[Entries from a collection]
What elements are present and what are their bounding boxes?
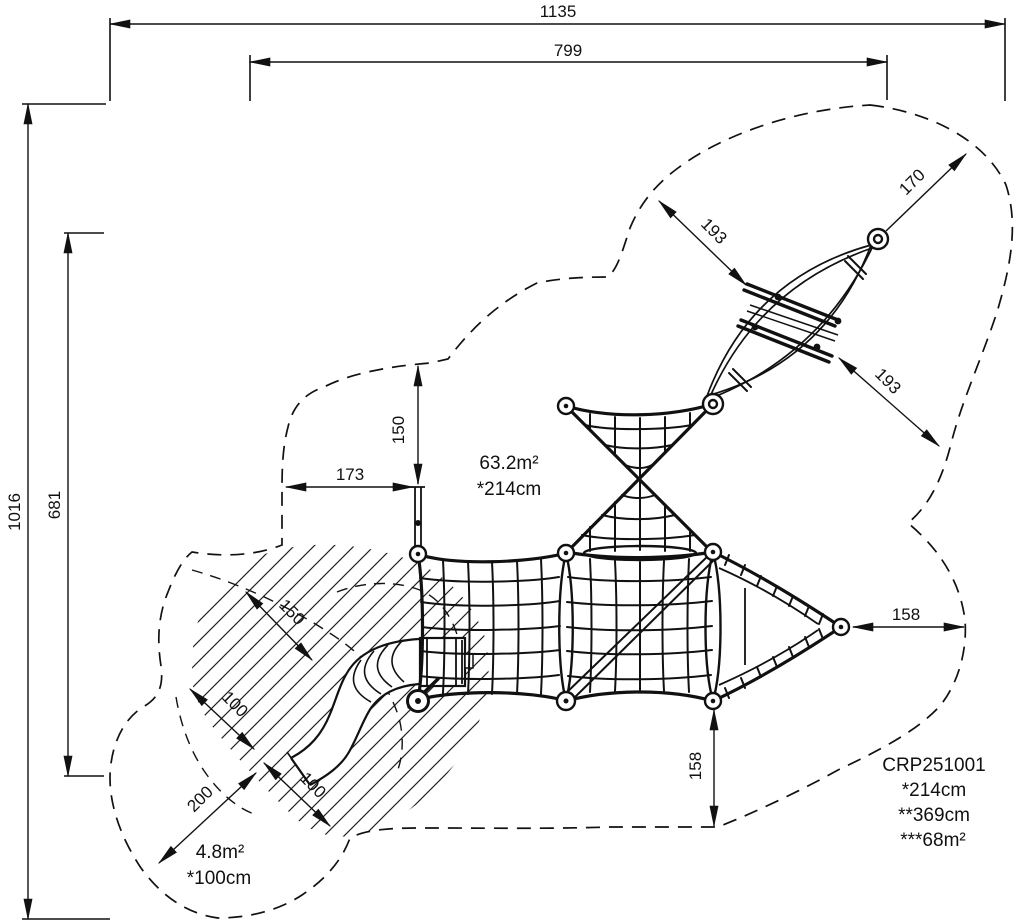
product-legend: CRP251001 *214cm **369cm ***68m² xyxy=(882,755,986,851)
main-area-value: 63.2m² xyxy=(479,453,538,474)
dimension-apex-bottom-clearance: 158 xyxy=(686,710,714,826)
dim-leaf-lower-clearance-label: 193 xyxy=(871,364,904,397)
dim-apex-bottom-clearance-label: 158 xyxy=(686,752,705,780)
legend-note-1: *214cm xyxy=(902,780,966,801)
dimension-leaf-top-clearance: 170 xyxy=(886,154,966,231)
dim-inner-width-label: 799 xyxy=(554,41,582,60)
dim-post-side-clearance-label: 173 xyxy=(336,465,364,484)
dim-apex-side-clearance-label: 158 xyxy=(892,605,920,624)
safety-zone-outline xyxy=(110,105,1012,918)
slide-area-annotation: 4.8m² *100cm xyxy=(187,842,251,889)
product-code: CRP251001 xyxy=(882,755,986,776)
dim-inner-height-label: 681 xyxy=(45,491,64,519)
playground-plan-drawing: 1135 799 1016 681 150 173 193 170 193 15… xyxy=(0,0,1024,924)
x-net xyxy=(566,404,713,553)
main-area-annotation: 63.2m² *214cm xyxy=(477,453,541,500)
dim-slide-runout-length-label: 200 xyxy=(183,782,216,815)
legend-note-3: ***68m² xyxy=(900,830,965,851)
rope-swing-element xyxy=(707,245,872,399)
main-area-note: *214cm xyxy=(477,479,541,500)
slide-area-value: 4.8m² xyxy=(196,842,245,863)
support-pole xyxy=(411,487,425,551)
dim-overall-width-label: 1135 xyxy=(540,2,577,21)
technical-drawing-page: 1135 799 1016 681 150 173 193 170 193 15… xyxy=(0,0,1024,924)
dimension-inner-height: 681 xyxy=(45,233,104,776)
climbing-net-right xyxy=(559,546,720,703)
dimension-inner-width: 799 xyxy=(250,41,887,101)
dim-post-top-clearance-label: 150 xyxy=(389,416,408,444)
dimension-post-side-clearance: 173 xyxy=(286,465,413,487)
dim-overall-height-label: 1016 xyxy=(5,493,24,531)
dimension-post-top-clearance: 150 xyxy=(389,366,418,484)
triangle-net xyxy=(713,552,841,701)
dimension-leaf-upper-clearance: 193 xyxy=(659,201,746,285)
dimension-apex-side-clearance: 158 xyxy=(853,605,964,627)
dimension-leaf-lower-clearance: 193 xyxy=(839,358,939,446)
legend-note-2: **369cm xyxy=(898,805,970,826)
slide-area-note: *100cm xyxy=(187,868,251,889)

• **Given exercise**
Please rename "support-pole" to "support-post" throughout the items above and reproduce them with everything else unchanged. Omit the pictures.

• **The solution**
What elements are present and what are their bounding boxes?
product-legend: CRP251001 *214cm **369cm ***68m² xyxy=(882,755,986,851)
main-area-value: 63.2m² xyxy=(479,453,538,474)
dimension-apex-bottom-clearance: 158 xyxy=(686,710,714,826)
dim-leaf-lower-clearance-label: 193 xyxy=(871,364,904,397)
dim-apex-bottom-clearance-label: 158 xyxy=(686,752,705,780)
legend-note-1: *214cm xyxy=(902,780,966,801)
dimension-leaf-top-clearance: 170 xyxy=(886,154,966,231)
dim-inner-width-label: 799 xyxy=(554,41,582,60)
dim-post-side-clearance-label: 173 xyxy=(336,465,364,484)
dim-apex-side-clearance-label: 158 xyxy=(892,605,920,624)
safety-zone-outline xyxy=(110,105,1012,918)
slide-area-annotation: 4.8m² *100cm xyxy=(187,842,251,889)
product-code: CRP251001 xyxy=(882,755,986,776)
dim-inner-height-label: 681 xyxy=(45,491,64,519)
playground-plan-drawing: 1135 799 1016 681 150 173 193 170 193 15… xyxy=(0,0,1024,924)
x-net xyxy=(566,404,713,553)
main-area-annotation: 63.2m² *214cm xyxy=(477,453,541,500)
dim-slide-runout-length-label: 200 xyxy=(183,782,216,815)
legend-note-3: ***68m² xyxy=(900,830,965,851)
rope-swing-element xyxy=(707,245,872,399)
main-area-note: *214cm xyxy=(477,479,541,500)
slide-area-value: 4.8m² xyxy=(196,842,245,863)
support-post xyxy=(411,487,425,551)
dim-overall-width-label: 1135 xyxy=(540,2,577,21)
technical-drawing-page: 1135 799 1016 681 150 173 193 170 193 15… xyxy=(0,0,1024,924)
dimension-inner-height: 681 xyxy=(45,233,104,776)
climbing-net-right xyxy=(559,546,720,703)
dimension-inner-width: 799 xyxy=(250,41,887,101)
dim-post-top-clearance-label: 150 xyxy=(389,416,408,444)
dimension-post-side-clearance: 173 xyxy=(286,465,413,487)
dim-overall-height-label: 1016 xyxy=(5,493,24,531)
dimension-post-top-clearance: 150 xyxy=(389,366,418,484)
triangle-net xyxy=(713,552,841,701)
dimension-leaf-upper-clearance: 193 xyxy=(659,201,746,285)
dimension-apex-side-clearance: 158 xyxy=(853,605,964,627)
dimension-leaf-lower-clearance: 193 xyxy=(839,358,939,446)
legend-note-2: **369cm xyxy=(898,805,970,826)
slide-area-note: *100cm xyxy=(187,868,251,889)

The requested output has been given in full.